▶ **Your goal**: Report how many lines contain "mensal". Give the number and nothing else.

┌─ Input data

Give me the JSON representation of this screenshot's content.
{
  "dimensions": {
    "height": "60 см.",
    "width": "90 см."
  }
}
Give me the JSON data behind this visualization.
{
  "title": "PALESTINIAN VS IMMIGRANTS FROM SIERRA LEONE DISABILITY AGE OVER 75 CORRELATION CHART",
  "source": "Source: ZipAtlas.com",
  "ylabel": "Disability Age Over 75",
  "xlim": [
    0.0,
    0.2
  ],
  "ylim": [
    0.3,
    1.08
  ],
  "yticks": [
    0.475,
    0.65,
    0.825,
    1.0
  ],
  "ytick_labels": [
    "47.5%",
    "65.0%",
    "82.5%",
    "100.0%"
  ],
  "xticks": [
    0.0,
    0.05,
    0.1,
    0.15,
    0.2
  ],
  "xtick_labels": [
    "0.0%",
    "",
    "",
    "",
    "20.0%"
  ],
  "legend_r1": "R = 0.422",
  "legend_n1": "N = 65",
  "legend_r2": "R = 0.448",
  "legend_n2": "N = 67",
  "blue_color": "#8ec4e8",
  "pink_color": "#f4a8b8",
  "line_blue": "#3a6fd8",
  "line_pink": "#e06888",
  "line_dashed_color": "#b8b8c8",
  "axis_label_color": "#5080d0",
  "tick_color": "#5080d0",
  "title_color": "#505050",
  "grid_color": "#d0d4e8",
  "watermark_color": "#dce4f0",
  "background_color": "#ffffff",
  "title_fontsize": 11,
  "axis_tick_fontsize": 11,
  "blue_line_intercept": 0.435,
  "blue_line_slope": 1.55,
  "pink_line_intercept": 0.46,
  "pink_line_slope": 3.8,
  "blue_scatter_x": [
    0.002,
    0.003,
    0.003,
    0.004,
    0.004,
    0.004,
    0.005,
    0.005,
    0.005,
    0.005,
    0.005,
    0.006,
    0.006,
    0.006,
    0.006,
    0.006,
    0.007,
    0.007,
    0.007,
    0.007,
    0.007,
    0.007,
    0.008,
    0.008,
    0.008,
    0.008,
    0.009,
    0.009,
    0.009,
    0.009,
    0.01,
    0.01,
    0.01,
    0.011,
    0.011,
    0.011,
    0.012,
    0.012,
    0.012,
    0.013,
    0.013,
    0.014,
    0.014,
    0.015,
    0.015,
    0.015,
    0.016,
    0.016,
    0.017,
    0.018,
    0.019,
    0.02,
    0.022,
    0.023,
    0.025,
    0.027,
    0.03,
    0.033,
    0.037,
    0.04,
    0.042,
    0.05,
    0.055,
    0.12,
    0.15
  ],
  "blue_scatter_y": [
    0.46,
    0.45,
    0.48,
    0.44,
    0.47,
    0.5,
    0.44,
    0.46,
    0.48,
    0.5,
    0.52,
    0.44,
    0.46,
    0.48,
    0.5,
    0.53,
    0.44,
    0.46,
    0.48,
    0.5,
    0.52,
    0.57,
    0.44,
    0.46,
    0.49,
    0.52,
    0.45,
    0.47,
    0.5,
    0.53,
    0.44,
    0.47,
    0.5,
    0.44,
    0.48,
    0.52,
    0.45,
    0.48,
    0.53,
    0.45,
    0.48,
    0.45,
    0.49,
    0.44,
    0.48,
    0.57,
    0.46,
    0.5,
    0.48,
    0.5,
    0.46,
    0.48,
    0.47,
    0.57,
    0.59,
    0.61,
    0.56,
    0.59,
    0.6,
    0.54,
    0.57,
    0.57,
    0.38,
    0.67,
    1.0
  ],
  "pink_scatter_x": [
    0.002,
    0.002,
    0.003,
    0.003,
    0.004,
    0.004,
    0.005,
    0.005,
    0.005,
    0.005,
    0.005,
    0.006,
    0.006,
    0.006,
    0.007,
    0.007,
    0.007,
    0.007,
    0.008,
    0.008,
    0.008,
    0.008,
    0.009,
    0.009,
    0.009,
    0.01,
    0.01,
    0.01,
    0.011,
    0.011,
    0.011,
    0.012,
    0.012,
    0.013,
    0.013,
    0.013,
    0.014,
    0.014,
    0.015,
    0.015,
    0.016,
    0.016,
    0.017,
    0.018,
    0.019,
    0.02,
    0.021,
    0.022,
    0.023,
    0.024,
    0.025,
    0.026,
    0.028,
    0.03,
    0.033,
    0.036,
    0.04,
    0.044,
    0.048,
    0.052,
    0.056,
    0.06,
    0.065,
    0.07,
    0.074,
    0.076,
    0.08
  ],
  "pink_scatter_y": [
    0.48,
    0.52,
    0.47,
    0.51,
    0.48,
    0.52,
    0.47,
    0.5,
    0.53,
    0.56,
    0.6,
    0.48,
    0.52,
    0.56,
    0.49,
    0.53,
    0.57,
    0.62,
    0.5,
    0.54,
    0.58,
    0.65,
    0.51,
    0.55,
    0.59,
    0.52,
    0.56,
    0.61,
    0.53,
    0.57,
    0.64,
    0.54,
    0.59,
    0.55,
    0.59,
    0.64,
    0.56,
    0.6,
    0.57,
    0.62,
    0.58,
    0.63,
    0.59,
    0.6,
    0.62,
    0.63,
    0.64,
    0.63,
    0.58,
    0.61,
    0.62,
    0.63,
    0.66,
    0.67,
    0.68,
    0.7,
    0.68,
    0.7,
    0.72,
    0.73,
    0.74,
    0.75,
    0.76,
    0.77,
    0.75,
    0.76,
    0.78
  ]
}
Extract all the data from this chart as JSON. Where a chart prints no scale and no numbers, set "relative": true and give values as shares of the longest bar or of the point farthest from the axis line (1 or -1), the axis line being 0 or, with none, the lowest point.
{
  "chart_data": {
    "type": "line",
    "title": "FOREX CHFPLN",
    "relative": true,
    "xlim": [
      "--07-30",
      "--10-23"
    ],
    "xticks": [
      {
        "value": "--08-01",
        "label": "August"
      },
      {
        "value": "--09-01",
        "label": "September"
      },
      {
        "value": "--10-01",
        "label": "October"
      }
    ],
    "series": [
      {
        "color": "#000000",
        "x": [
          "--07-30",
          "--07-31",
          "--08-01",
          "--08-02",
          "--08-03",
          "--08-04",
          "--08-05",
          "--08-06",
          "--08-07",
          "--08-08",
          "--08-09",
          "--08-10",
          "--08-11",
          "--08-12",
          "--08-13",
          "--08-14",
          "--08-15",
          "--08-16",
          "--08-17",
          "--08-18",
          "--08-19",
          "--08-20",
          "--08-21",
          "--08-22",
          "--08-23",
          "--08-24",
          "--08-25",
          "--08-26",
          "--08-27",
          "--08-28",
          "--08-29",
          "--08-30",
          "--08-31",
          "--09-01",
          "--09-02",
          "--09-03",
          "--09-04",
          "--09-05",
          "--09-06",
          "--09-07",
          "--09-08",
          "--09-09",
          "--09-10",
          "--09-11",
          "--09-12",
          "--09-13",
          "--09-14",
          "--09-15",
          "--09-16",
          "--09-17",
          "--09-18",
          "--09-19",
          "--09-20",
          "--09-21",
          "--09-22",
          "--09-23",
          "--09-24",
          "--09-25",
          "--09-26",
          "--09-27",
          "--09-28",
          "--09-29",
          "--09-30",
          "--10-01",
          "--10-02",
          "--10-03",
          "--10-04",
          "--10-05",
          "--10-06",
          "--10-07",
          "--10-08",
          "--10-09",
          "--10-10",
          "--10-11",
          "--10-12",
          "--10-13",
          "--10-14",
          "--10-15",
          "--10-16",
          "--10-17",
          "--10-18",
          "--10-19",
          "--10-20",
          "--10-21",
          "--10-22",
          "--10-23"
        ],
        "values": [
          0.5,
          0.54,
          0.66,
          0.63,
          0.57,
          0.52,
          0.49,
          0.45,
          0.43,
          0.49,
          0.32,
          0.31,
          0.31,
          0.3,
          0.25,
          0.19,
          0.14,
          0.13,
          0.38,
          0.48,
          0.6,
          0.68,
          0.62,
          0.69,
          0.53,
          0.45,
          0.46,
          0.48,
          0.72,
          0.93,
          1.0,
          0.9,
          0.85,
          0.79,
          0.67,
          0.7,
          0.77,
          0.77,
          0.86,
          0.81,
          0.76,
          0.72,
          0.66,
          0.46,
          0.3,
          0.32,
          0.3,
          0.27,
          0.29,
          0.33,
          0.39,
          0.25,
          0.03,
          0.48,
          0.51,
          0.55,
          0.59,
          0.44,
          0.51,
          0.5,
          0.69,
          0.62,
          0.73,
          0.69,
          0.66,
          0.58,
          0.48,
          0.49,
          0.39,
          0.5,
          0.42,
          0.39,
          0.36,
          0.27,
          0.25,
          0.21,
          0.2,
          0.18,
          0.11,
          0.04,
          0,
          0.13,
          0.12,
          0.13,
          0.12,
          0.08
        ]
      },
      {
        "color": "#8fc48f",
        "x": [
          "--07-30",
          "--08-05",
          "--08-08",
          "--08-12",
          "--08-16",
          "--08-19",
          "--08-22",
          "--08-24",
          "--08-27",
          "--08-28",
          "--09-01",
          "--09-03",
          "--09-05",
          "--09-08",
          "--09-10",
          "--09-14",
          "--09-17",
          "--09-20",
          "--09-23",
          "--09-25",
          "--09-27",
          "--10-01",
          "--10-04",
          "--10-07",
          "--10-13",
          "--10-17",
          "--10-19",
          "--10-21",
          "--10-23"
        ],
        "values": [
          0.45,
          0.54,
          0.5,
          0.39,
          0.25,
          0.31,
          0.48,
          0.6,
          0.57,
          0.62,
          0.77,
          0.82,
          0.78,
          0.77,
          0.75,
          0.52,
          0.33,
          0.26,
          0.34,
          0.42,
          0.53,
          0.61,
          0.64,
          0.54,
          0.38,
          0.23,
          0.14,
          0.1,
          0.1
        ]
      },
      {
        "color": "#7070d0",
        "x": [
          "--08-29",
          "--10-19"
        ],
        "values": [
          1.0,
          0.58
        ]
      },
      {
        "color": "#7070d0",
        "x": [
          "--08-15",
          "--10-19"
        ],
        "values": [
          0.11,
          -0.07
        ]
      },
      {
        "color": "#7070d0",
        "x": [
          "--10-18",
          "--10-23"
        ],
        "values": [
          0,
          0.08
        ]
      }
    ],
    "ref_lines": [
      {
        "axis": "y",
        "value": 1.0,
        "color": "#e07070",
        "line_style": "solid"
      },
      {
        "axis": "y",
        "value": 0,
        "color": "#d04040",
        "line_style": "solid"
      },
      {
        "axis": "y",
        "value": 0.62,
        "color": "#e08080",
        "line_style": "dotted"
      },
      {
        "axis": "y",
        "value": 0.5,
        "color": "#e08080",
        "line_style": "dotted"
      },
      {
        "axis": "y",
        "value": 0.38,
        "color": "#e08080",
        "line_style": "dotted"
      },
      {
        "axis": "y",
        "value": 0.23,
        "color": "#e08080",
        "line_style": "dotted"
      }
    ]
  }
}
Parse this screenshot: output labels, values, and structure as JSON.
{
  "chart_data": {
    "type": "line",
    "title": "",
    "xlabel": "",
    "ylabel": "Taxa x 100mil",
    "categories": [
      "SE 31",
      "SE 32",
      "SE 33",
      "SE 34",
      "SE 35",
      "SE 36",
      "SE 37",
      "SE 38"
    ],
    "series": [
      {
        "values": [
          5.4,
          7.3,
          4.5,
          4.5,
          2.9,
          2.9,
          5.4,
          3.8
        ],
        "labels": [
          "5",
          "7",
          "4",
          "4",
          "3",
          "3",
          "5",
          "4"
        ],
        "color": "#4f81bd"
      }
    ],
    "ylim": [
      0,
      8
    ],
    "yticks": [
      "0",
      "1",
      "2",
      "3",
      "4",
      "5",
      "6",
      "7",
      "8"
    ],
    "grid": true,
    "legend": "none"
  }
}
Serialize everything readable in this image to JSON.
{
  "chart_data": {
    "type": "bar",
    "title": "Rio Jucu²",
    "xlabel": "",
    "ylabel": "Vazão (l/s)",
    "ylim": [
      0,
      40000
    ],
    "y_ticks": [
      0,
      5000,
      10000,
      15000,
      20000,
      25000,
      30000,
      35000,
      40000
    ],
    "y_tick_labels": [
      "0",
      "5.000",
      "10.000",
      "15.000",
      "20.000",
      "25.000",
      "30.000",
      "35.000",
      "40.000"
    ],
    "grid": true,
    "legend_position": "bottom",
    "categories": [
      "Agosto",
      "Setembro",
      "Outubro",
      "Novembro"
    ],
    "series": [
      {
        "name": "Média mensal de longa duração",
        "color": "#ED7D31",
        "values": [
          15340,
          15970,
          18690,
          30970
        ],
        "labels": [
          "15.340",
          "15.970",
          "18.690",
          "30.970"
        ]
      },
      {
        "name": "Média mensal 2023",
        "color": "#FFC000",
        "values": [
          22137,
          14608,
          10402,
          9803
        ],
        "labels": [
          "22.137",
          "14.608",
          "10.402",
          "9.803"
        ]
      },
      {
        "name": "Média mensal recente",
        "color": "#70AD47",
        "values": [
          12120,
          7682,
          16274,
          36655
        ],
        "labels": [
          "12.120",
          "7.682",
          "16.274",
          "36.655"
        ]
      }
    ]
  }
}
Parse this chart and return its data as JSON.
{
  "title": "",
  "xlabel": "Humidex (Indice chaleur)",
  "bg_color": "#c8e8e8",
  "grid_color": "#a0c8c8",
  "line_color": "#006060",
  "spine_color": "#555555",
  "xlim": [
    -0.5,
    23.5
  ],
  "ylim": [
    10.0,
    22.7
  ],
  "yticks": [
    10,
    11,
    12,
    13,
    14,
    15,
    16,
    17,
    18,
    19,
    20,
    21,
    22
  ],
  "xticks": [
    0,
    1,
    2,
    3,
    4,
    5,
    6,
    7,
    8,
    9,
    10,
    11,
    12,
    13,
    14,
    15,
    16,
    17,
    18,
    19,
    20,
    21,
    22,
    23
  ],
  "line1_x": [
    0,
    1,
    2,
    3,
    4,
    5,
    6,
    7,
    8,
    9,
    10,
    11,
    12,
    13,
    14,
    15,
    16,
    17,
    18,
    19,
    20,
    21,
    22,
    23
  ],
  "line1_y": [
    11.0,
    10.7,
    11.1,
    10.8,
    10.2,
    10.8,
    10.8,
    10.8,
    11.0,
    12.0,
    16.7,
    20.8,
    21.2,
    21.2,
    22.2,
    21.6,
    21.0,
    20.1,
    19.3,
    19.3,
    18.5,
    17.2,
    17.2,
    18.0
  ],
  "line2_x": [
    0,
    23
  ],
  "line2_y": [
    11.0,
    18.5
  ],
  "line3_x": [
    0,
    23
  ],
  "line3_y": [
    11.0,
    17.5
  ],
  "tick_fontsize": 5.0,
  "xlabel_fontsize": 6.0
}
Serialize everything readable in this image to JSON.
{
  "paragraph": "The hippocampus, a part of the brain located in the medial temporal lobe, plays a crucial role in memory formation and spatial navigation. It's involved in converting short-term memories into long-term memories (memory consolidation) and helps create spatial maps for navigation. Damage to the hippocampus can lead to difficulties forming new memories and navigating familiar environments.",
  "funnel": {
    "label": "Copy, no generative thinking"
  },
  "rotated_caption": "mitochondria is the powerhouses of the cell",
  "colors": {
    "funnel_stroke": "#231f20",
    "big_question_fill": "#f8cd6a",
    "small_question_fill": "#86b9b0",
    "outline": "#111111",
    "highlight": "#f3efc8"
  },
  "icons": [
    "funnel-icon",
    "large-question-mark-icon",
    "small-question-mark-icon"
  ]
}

└─

▶ **Exercise answer**: 3